─── Raw records
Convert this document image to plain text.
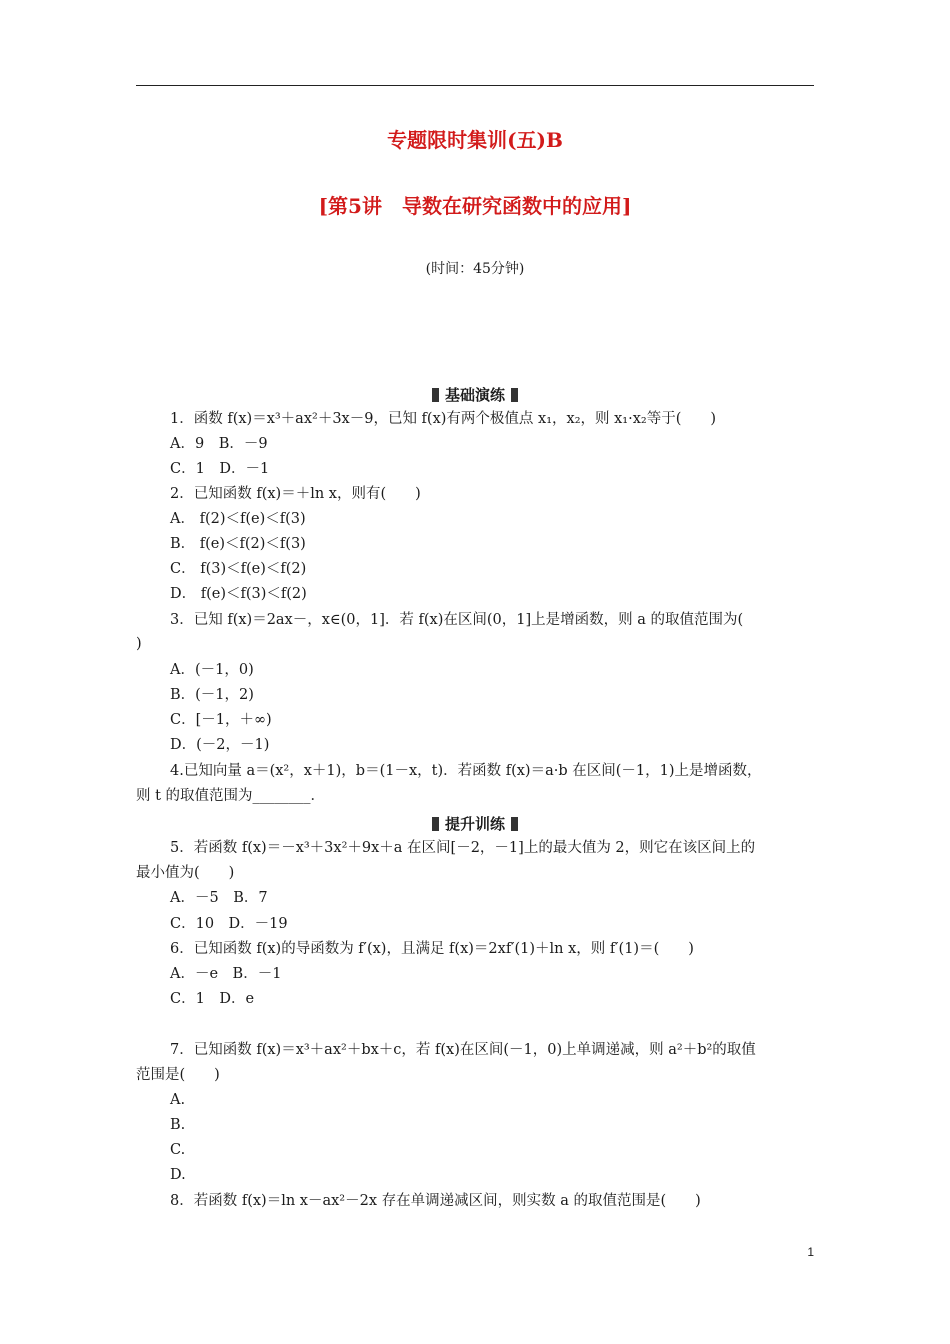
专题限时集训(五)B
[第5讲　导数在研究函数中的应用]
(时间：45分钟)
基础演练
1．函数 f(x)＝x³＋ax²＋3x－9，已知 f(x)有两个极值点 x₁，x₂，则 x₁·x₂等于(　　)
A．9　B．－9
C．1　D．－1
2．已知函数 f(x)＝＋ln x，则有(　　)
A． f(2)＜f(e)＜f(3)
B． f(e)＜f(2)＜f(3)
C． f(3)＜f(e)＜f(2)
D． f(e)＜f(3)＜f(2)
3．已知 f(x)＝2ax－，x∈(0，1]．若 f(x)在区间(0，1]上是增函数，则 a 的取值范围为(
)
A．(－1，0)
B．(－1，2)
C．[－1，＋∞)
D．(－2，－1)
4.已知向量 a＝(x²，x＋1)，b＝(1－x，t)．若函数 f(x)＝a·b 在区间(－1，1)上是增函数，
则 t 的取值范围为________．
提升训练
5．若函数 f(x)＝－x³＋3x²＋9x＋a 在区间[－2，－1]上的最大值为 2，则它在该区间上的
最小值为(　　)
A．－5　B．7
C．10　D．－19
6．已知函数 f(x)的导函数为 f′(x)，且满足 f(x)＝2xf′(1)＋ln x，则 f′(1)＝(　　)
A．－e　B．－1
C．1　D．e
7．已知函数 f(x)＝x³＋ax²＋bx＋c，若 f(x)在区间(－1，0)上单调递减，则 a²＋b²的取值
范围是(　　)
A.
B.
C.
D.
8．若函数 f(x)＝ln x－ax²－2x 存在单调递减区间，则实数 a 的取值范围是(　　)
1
──────
─── Raw records
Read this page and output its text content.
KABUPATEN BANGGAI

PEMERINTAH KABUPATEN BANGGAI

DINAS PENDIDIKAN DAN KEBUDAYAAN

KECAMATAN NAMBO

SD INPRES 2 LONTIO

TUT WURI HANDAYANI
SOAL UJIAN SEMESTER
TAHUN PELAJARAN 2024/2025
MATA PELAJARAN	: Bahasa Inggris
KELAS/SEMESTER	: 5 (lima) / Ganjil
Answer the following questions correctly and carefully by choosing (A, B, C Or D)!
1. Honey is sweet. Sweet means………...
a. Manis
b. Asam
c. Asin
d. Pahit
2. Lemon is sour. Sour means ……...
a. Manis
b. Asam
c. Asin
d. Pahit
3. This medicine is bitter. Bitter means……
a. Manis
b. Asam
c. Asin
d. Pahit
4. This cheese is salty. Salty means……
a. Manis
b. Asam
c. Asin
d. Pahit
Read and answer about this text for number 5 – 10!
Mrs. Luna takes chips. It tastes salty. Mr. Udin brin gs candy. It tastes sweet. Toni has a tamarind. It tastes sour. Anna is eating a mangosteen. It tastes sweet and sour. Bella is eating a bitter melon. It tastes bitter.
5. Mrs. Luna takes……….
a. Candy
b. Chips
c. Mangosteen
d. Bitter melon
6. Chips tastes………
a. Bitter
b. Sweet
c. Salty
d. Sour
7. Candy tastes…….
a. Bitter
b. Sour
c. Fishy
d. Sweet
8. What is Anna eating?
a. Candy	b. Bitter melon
──────
─── Raw records
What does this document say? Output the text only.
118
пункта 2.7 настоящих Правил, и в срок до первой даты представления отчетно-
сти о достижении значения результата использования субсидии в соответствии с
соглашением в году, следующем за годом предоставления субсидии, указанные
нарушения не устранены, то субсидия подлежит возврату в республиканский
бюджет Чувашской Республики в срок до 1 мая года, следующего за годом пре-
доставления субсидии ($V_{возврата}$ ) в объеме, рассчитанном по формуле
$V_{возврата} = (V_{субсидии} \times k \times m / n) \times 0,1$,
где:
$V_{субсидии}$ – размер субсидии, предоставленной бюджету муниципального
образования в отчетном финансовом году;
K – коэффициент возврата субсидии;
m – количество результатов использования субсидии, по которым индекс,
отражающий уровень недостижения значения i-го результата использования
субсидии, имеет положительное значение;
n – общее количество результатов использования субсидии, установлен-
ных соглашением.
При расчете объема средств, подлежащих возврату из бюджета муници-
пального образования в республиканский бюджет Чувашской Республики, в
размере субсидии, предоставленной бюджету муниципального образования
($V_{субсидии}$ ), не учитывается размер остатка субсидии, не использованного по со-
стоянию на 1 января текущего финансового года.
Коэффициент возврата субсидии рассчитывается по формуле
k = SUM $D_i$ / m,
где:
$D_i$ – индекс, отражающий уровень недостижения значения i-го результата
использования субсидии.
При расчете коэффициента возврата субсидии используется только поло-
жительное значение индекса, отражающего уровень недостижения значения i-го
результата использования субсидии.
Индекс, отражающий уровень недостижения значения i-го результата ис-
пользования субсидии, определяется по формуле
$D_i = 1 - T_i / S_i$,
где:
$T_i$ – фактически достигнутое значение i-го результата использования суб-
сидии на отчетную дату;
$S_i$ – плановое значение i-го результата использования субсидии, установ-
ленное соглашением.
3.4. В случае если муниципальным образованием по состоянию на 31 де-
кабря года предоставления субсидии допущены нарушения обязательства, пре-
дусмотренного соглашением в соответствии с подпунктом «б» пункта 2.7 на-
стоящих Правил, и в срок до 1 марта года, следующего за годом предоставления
──────
__Problem requirements__. Show each line holding the word "Read".

__Answer to this problem__.
Read this page and output its text content.
Read and answer about this text for number 5 – 10!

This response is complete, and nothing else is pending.